- [Task objective] I'd like every entry transcribed word for word, with no pictures.
START Exercise data
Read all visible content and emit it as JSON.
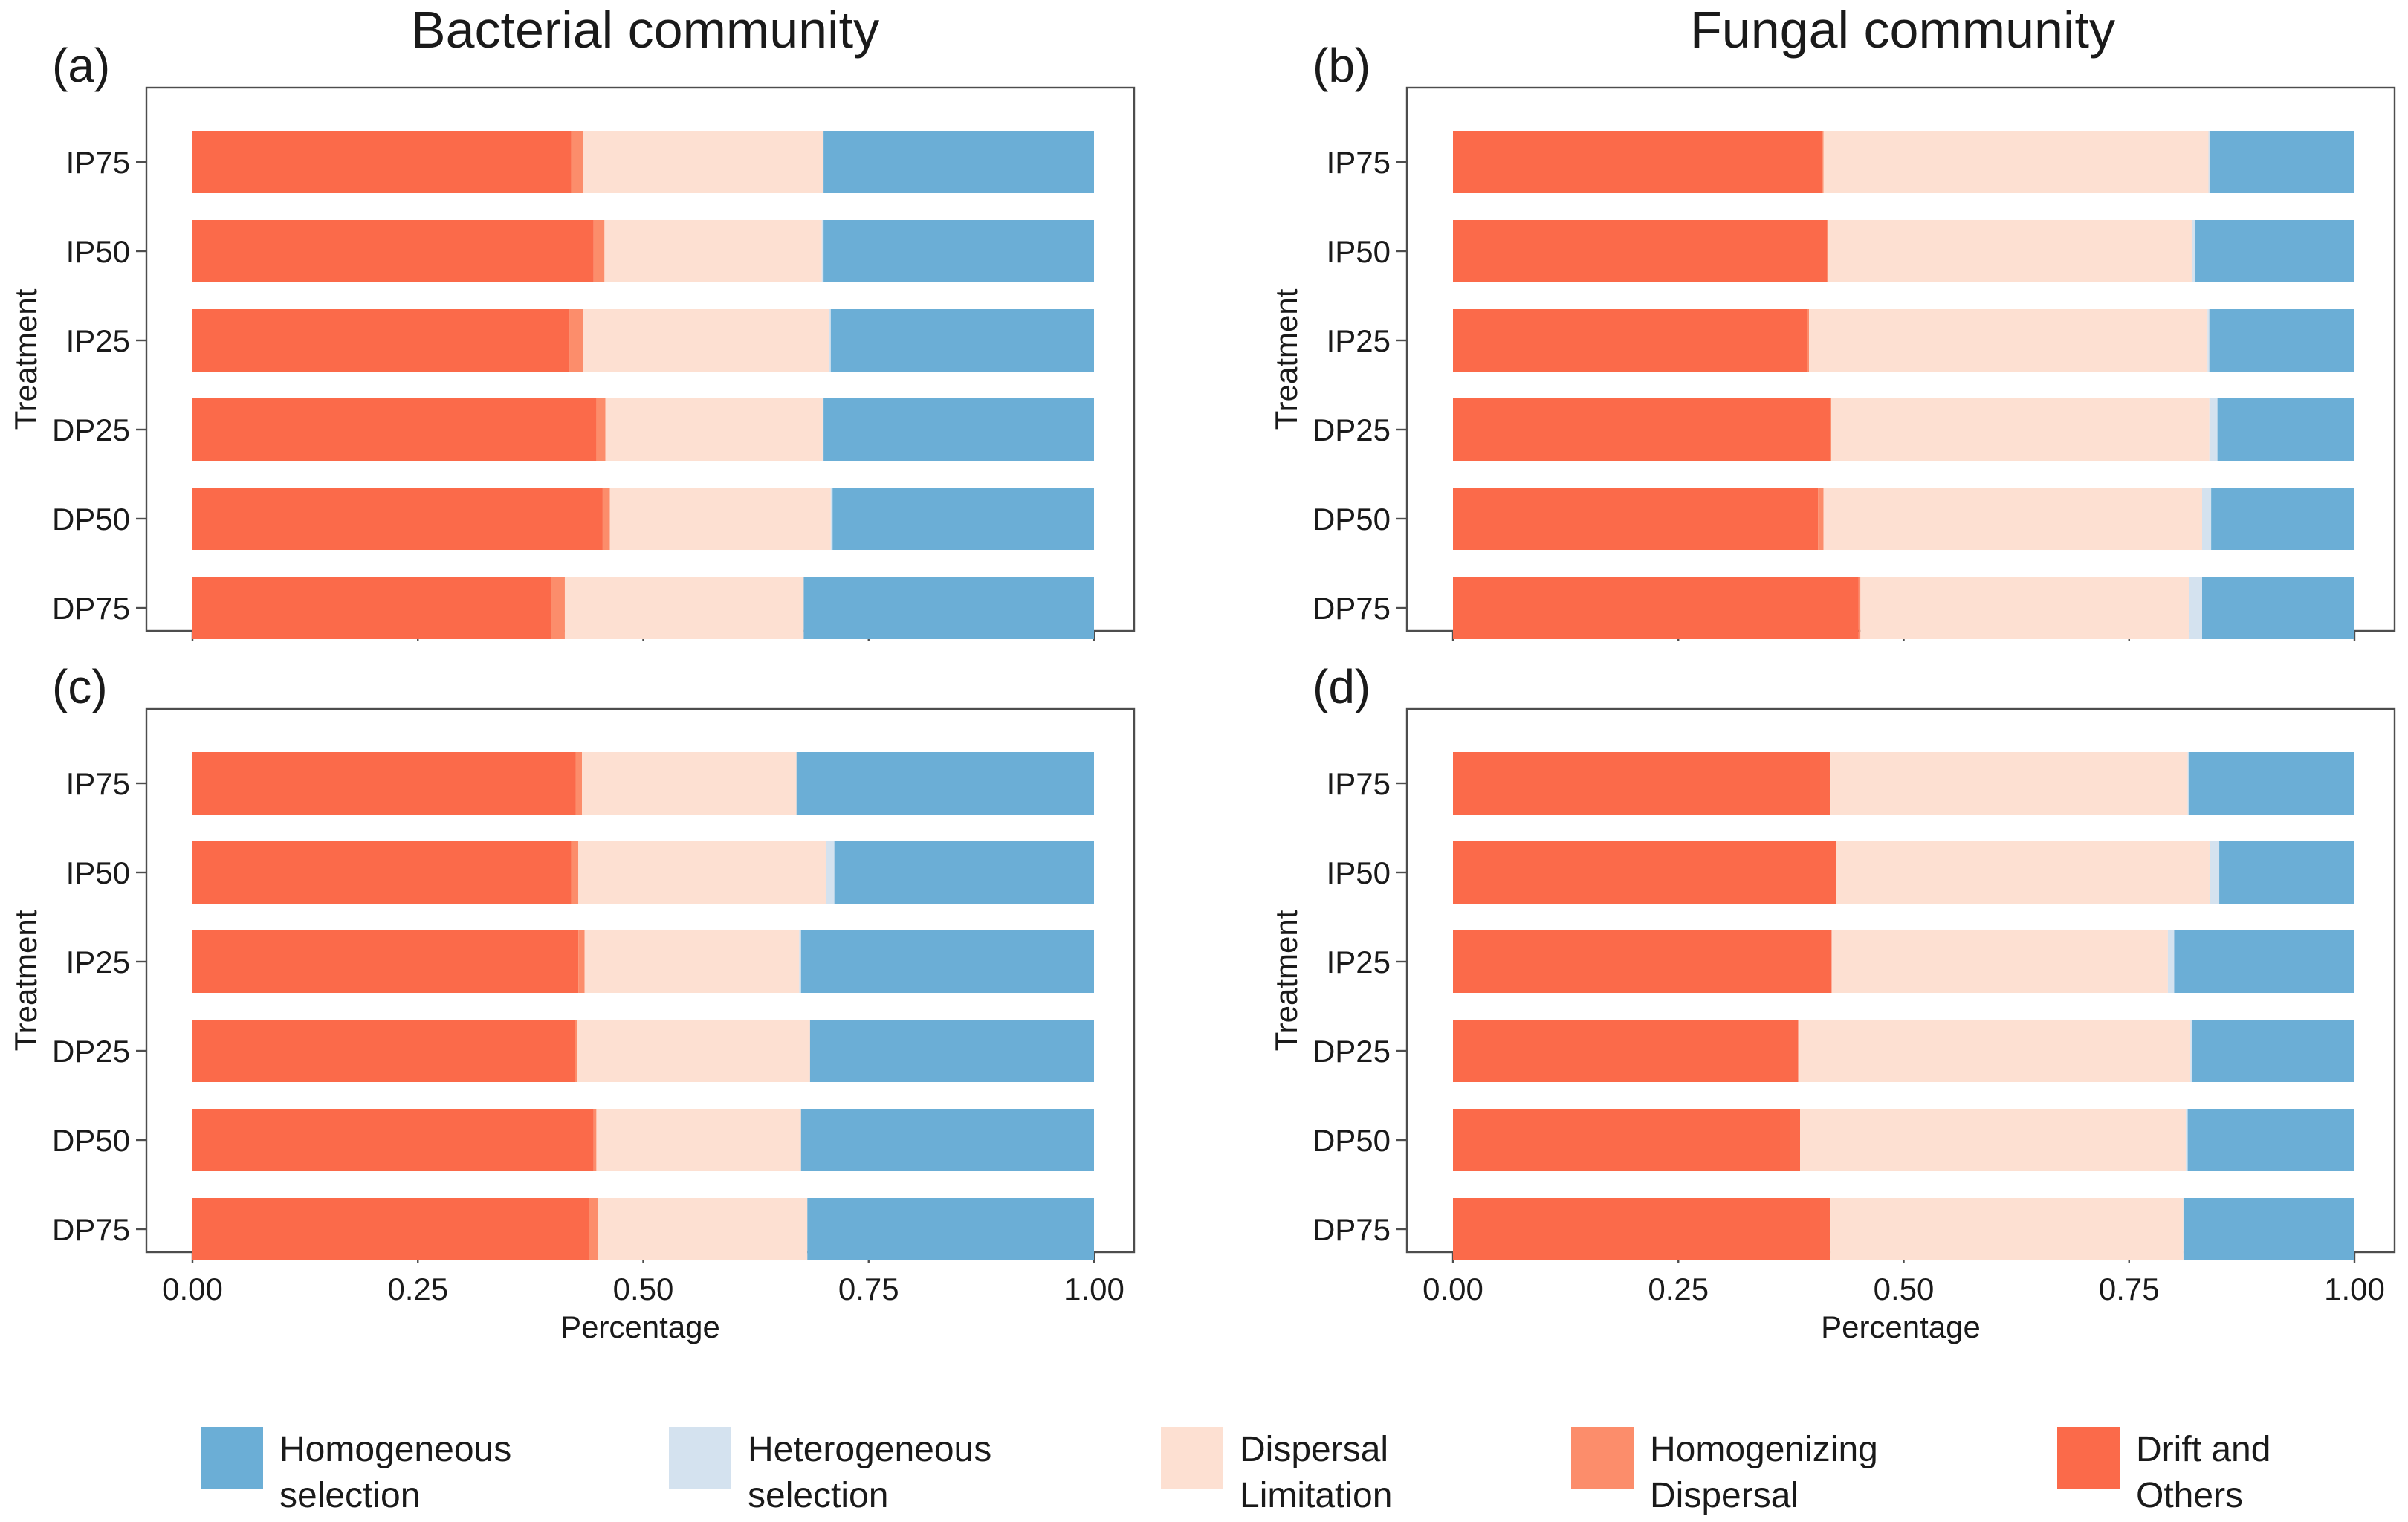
{
  "columns": [
    "Bacterial community",
    "Fungal community"
  ],
  "legend": [
    {
      "name": "Homogeneous selection",
      "line1": "Homogeneous",
      "line2": "selection",
      "color": "#6BAED6"
    },
    {
      "name": "Heterogeneous selection",
      "line1": "Heterogeneous",
      "line2": "selection",
      "color": "#D4E2EF"
    },
    {
      "name": "Dispersal Limitation",
      "line1": "Dispersal",
      "line2": "Limitation",
      "color": "#FDE0D2"
    },
    {
      "name": "Homogenizing Dispersal",
      "line1": "Homogenizing",
      "line2": "Dispersal",
      "color": "#FC8D6B"
    },
    {
      "name": "Drift and Others",
      "line1": "Drift and",
      "line2": "Others",
      "color": "#FB6A4A"
    }
  ],
  "chart_data": [
    {
      "panel": "(a)",
      "column": "Bacterial community",
      "type": "bar",
      "orientation": "horizontal",
      "stacked": true,
      "ylabel": "Treatment",
      "xlabel": "",
      "xlim": [
        0,
        1
      ],
      "xticks": [
        "0.00",
        "0.25",
        "0.50",
        "0.75",
        "1.00"
      ],
      "categories": [
        "IP75",
        "IP50",
        "IP25",
        "DP25",
        "DP50",
        "DP75"
      ],
      "series": [
        {
          "name": "Drift and Others",
          "values": [
            0.42,
            0.445,
            0.418,
            0.448,
            0.455,
            0.398
          ]
        },
        {
          "name": "Homogenizing Dispersal",
          "values": [
            0.013,
            0.012,
            0.015,
            0.01,
            0.008,
            0.015
          ]
        },
        {
          "name": "Dispersal Limitation",
          "values": [
            0.267,
            0.241,
            0.273,
            0.241,
            0.245,
            0.265
          ]
        },
        {
          "name": "Heterogeneous selection",
          "values": [
            0.0,
            0.002,
            0.002,
            0.001,
            0.002,
            0.0
          ]
        },
        {
          "name": "Homogeneous selection",
          "values": [
            0.3,
            0.3,
            0.292,
            0.3,
            0.29,
            0.322
          ]
        }
      ]
    },
    {
      "panel": "(b)",
      "column": "Fungal community",
      "type": "bar",
      "orientation": "horizontal",
      "stacked": true,
      "ylabel": "Treatment",
      "xlabel": "",
      "xlim": [
        0,
        1
      ],
      "xticks": [
        "0.00",
        "0.25",
        "0.50",
        "0.75",
        "1.00"
      ],
      "categories": [
        "IP75",
        "IP50",
        "IP25",
        "DP25",
        "DP50",
        "DP75"
      ],
      "series": [
        {
          "name": "Drift and Others",
          "values": [
            0.41,
            0.415,
            0.393,
            0.418,
            0.405,
            0.45
          ]
        },
        {
          "name": "Homogenizing Dispersal",
          "values": [
            0.001,
            0.001,
            0.002,
            0.001,
            0.006,
            0.002
          ]
        },
        {
          "name": "Dispersal Limitation",
          "values": [
            0.427,
            0.404,
            0.442,
            0.42,
            0.42,
            0.365
          ]
        },
        {
          "name": "Heterogeneous selection",
          "values": [
            0.002,
            0.003,
            0.002,
            0.009,
            0.01,
            0.014
          ]
        },
        {
          "name": "Homogeneous selection",
          "values": [
            0.16,
            0.177,
            0.161,
            0.152,
            0.159,
            0.169
          ]
        }
      ]
    },
    {
      "panel": "(c)",
      "column": "Bacterial community",
      "type": "bar",
      "orientation": "horizontal",
      "stacked": true,
      "ylabel": "Treatment",
      "xlabel": "Percentage",
      "xlim": [
        0,
        1
      ],
      "xticks": [
        "0.00",
        "0.25",
        "0.50",
        "0.75",
        "1.00"
      ],
      "categories": [
        "IP75",
        "IP50",
        "IP25",
        "DP25",
        "DP50",
        "DP75"
      ],
      "series": [
        {
          "name": "Drift and Others",
          "values": [
            0.425,
            0.42,
            0.428,
            0.424,
            0.445,
            0.44
          ]
        },
        {
          "name": "Homogenizing Dispersal",
          "values": [
            0.007,
            0.008,
            0.007,
            0.003,
            0.003,
            0.01
          ]
        },
        {
          "name": "Dispersal Limitation",
          "values": [
            0.238,
            0.275,
            0.238,
            0.258,
            0.227,
            0.232
          ]
        },
        {
          "name": "Heterogeneous selection",
          "values": [
            0.0,
            0.009,
            0.002,
            0.0,
            0.0,
            0.0
          ]
        },
        {
          "name": "Homogeneous selection",
          "values": [
            0.33,
            0.288,
            0.325,
            0.315,
            0.325,
            0.318
          ]
        }
      ]
    },
    {
      "panel": "(d)",
      "column": "Fungal community",
      "type": "bar",
      "orientation": "horizontal",
      "stacked": true,
      "ylabel": "Treatment",
      "xlabel": "Percentage",
      "xlim": [
        0,
        1
      ],
      "xticks": [
        "0.00",
        "0.25",
        "0.50",
        "0.75",
        "1.00"
      ],
      "categories": [
        "IP75",
        "IP50",
        "IP25",
        "DP25",
        "DP50",
        "DP75"
      ],
      "series": [
        {
          "name": "Drift and Others",
          "values": [
            0.418,
            0.425,
            0.42,
            0.383,
            0.385,
            0.418
          ]
        },
        {
          "name": "Homogenizing Dispersal",
          "values": [
            0.0,
            0.0,
            0.0,
            0.0,
            0.0,
            0.0
          ]
        },
        {
          "name": "Dispersal Limitation",
          "values": [
            0.397,
            0.415,
            0.373,
            0.435,
            0.428,
            0.392
          ]
        },
        {
          "name": "Heterogeneous selection",
          "values": [
            0.001,
            0.01,
            0.007,
            0.002,
            0.002,
            0.001
          ]
        },
        {
          "name": "Homogeneous selection",
          "values": [
            0.184,
            0.15,
            0.2,
            0.18,
            0.185,
            0.189
          ]
        }
      ]
    }
  ]
}
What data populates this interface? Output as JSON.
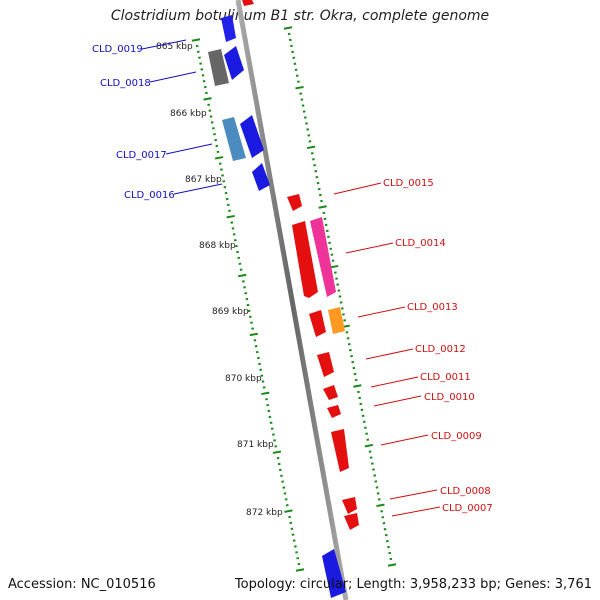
{
  "title": "Clostridium botulinum B1 str. Okra, complete genome",
  "footer": {
    "accession": "Accession: NC_010516",
    "stats": "Topology: circular; Length: 3,958,233 bp; Genes: 3,761"
  },
  "ruler": [
    "865 kbp",
    "866 kbp",
    "867 kbp",
    "868 kbp",
    "869 kbp",
    "870 kbp",
    "871 kbp",
    "872 kbp"
  ],
  "genes_left": [
    "CLD_0019",
    "CLD_0018",
    "CLD_0017",
    "CLD_0016"
  ],
  "genes_right": [
    "CLD_0015",
    "CLD_0014",
    "CLD_0013",
    "CLD_0012",
    "CLD_0011",
    "CLD_0010",
    "CLD_0009",
    "CLD_0008",
    "CLD_0007"
  ],
  "colors": {
    "reverse_gene": "#1010e8",
    "forward_gene": "#e41010",
    "gene_label_left": "#1010c0",
    "gene_label_right": "#d01010",
    "tick": "#1a8a1a",
    "backbone": "#888888",
    "magenta_feature": "#ee3399",
    "orange_feature": "#ff9922",
    "gray_feature": "#777777",
    "steel_feature": "#4b8bc0"
  }
}
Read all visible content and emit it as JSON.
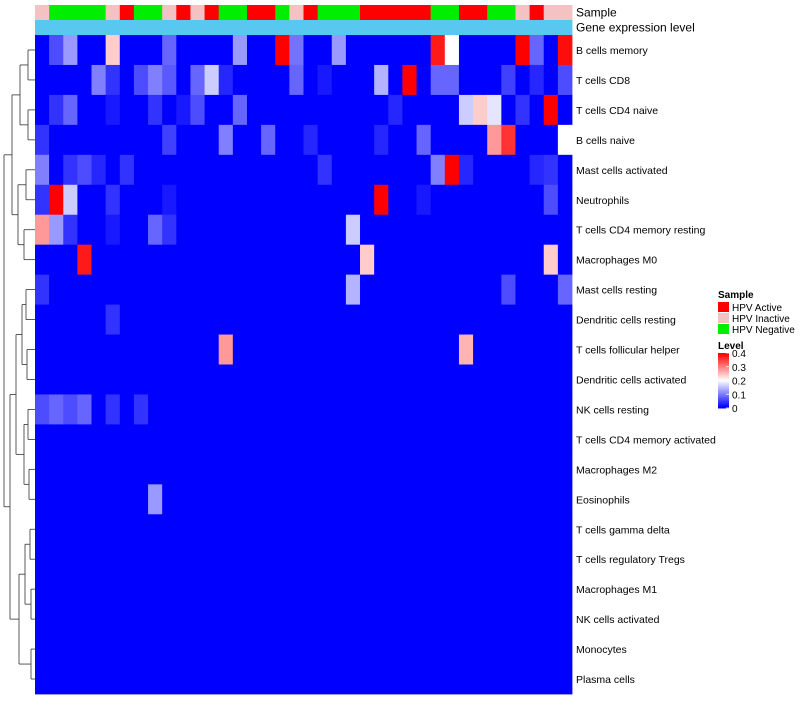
END Exercise data
- [Output for this task]
Read all visible content and emit it as JSON.
{
  "columns": [
    "Bacterial community",
    "Fungal community"
  ],
  "legend": [
    {
      "name": "Homogeneous selection",
      "line1": "Homogeneous",
      "line2": "selection",
      "color": "#6BAED6"
    },
    {
      "name": "Heterogeneous selection",
      "line1": "Heterogeneous",
      "line2": "selection",
      "color": "#D4E2EF"
    },
    {
      "name": "Dispersal Limitation",
      "line1": "Dispersal",
      "line2": "Limitation",
      "color": "#FDE0D2"
    },
    {
      "name": "Homogenizing Dispersal",
      "line1": "Homogenizing",
      "line2": "Dispersal",
      "color": "#FC8D6B"
    },
    {
      "name": "Drift and Others",
      "line1": "Drift and",
      "line2": "Others",
      "color": "#FB6A4A"
    }
  ],
  "chart_data": [
    {
      "panel": "(a)",
      "column": "Bacterial community",
      "type": "bar",
      "orientation": "horizontal",
      "stacked": true,
      "ylabel": "Treatment",
      "xlabel": "",
      "xlim": [
        0,
        1
      ],
      "xticks": [
        "0.00",
        "0.25",
        "0.50",
        "0.75",
        "1.00"
      ],
      "categories": [
        "IP75",
        "IP50",
        "IP25",
        "DP25",
        "DP50",
        "DP75"
      ],
      "series": [
        {
          "name": "Drift and Others",
          "values": [
            0.42,
            0.445,
            0.418,
            0.448,
            0.455,
            0.398
          ]
        },
        {
          "name": "Homogenizing Dispersal",
          "values": [
            0.013,
            0.012,
            0.015,
            0.01,
            0.008,
            0.015
          ]
        },
        {
          "name": "Dispersal Limitation",
          "values": [
            0.267,
            0.241,
            0.273,
            0.241,
            0.245,
            0.265
          ]
        },
        {
          "name": "Heterogeneous selection",
          "values": [
            0.0,
            0.002,
            0.002,
            0.001,
            0.002,
            0.0
          ]
        },
        {
          "name": "Homogeneous selection",
          "values": [
            0.3,
            0.3,
            0.292,
            0.3,
            0.29,
            0.322
          ]
        }
      ]
    },
    {
      "panel": "(b)",
      "column": "Fungal community",
      "type": "bar",
      "orientation": "horizontal",
      "stacked": true,
      "ylabel": "Treatment",
      "xlabel": "",
      "xlim": [
        0,
        1
      ],
      "xticks": [
        "0.00",
        "0.25",
        "0.50",
        "0.75",
        "1.00"
      ],
      "categories": [
        "IP75",
        "IP50",
        "IP25",
        "DP25",
        "DP50",
        "DP75"
      ],
      "series": [
        {
          "name": "Drift and Others",
          "values": [
            0.41,
            0.415,
            0.393,
            0.418,
            0.405,
            0.45
          ]
        },
        {
          "name": "Homogenizing Dispersal",
          "values": [
            0.001,
            0.001,
            0.002,
            0.001,
            0.006,
            0.002
          ]
        },
        {
          "name": "Dispersal Limitation",
          "values": [
            0.427,
            0.404,
            0.442,
            0.42,
            0.42,
            0.365
          ]
        },
        {
          "name": "Heterogeneous selection",
          "values": [
            0.002,
            0.003,
            0.002,
            0.009,
            0.01,
            0.014
          ]
        },
        {
          "name": "Homogeneous selection",
          "values": [
            0.16,
            0.177,
            0.161,
            0.152,
            0.159,
            0.169
          ]
        }
      ]
    },
    {
      "panel": "(c)",
      "column": "Bacterial community",
      "type": "bar",
      "orientation": "horizontal",
      "stacked": true,
      "ylabel": "Treatment",
      "xlabel": "Percentage",
      "xlim": [
        0,
        1
      ],
      "xticks": [
        "0.00",
        "0.25",
        "0.50",
        "0.75",
        "1.00"
      ],
      "categories": [
        "IP75",
        "IP50",
        "IP25",
        "DP25",
        "DP50",
        "DP75"
      ],
      "series": [
        {
          "name": "Drift and Others",
          "values": [
            0.425,
            0.42,
            0.428,
            0.424,
            0.445,
            0.44
          ]
        },
        {
          "name": "Homogenizing Dispersal",
          "values": [
            0.007,
            0.008,
            0.007,
            0.003,
            0.003,
            0.01
          ]
        },
        {
          "name": "Dispersal Limitation",
          "values": [
            0.238,
            0.275,
            0.238,
            0.258,
            0.227,
            0.232
          ]
        },
        {
          "name": "Heterogeneous selection",
          "values": [
            0.0,
            0.009,
            0.002,
            0.0,
            0.0,
            0.0
          ]
        },
        {
          "name": "Homogeneous selection",
          "values": [
            0.33,
            0.288,
            0.325,
            0.315,
            0.325,
            0.318
          ]
        }
      ]
    },
    {
      "panel": "(d)",
      "column": "Fungal community",
      "type": "bar",
      "orientation": "horizontal",
      "stacked": true,
      "ylabel": "Treatment",
      "xlabel": "Percentage",
      "xlim": [
        0,
        1
      ],
      "xticks": [
        "0.00",
        "0.25",
        "0.50",
        "0.75",
        "1.00"
      ],
      "categories": [
        "IP75",
        "IP50",
        "IP25",
        "DP25",
        "DP50",
        "DP75"
      ],
      "series": [
        {
          "name": "Drift and Others",
          "values": [
            0.418,
            0.425,
            0.42,
            0.383,
            0.385,
            0.418
          ]
        },
        {
          "name": "Homogenizing Dispersal",
          "values": [
            0.0,
            0.0,
            0.0,
            0.0,
            0.0,
            0.0
          ]
        },
        {
          "name": "Dispersal Limitation",
          "values": [
            0.397,
            0.415,
            0.373,
            0.435,
            0.428,
            0.392
          ]
        },
        {
          "name": "Heterogeneous selection",
          "values": [
            0.001,
            0.01,
            0.007,
            0.002,
            0.002,
            0.001
          ]
        },
        {
          "name": "Homogeneous selection",
          "values": [
            0.184,
            0.15,
            0.2,
            0.18,
            0.185,
            0.189
          ]
        }
      ]
    }
  ]
}
What data populates this interface? Output as JSON.
{
  "title": "Clostridium botulinum B1 str. Okra, complete genome",
  "footer": {
    "accession": "Accession: NC_010516",
    "stats": "Topology: circular; Length: 3,958,233 bp; Genes: 3,761"
  },
  "ruler": [
    "865 kbp",
    "866 kbp",
    "867 kbp",
    "868 kbp",
    "869 kbp",
    "870 kbp",
    "871 kbp",
    "872 kbp"
  ],
  "genes_left": [
    "CLD_0019",
    "CLD_0018",
    "CLD_0017",
    "CLD_0016"
  ],
  "genes_right": [
    "CLD_0015",
    "CLD_0014",
    "CLD_0013",
    "CLD_0012",
    "CLD_0011",
    "CLD_0010",
    "CLD_0009",
    "CLD_0008",
    "CLD_0007"
  ],
  "colors": {
    "reverse_gene": "#1010e8",
    "forward_gene": "#e41010",
    "gene_label_left": "#1010c0",
    "gene_label_right": "#d01010",
    "tick": "#1a8a1a",
    "backbone": "#888888",
    "magenta_feature": "#ee3399",
    "orange_feature": "#ff9922",
    "gray_feature": "#777777",
    "steel_feature": "#4b8bc0"
  }
}
Read all visible content and emit it as JSON.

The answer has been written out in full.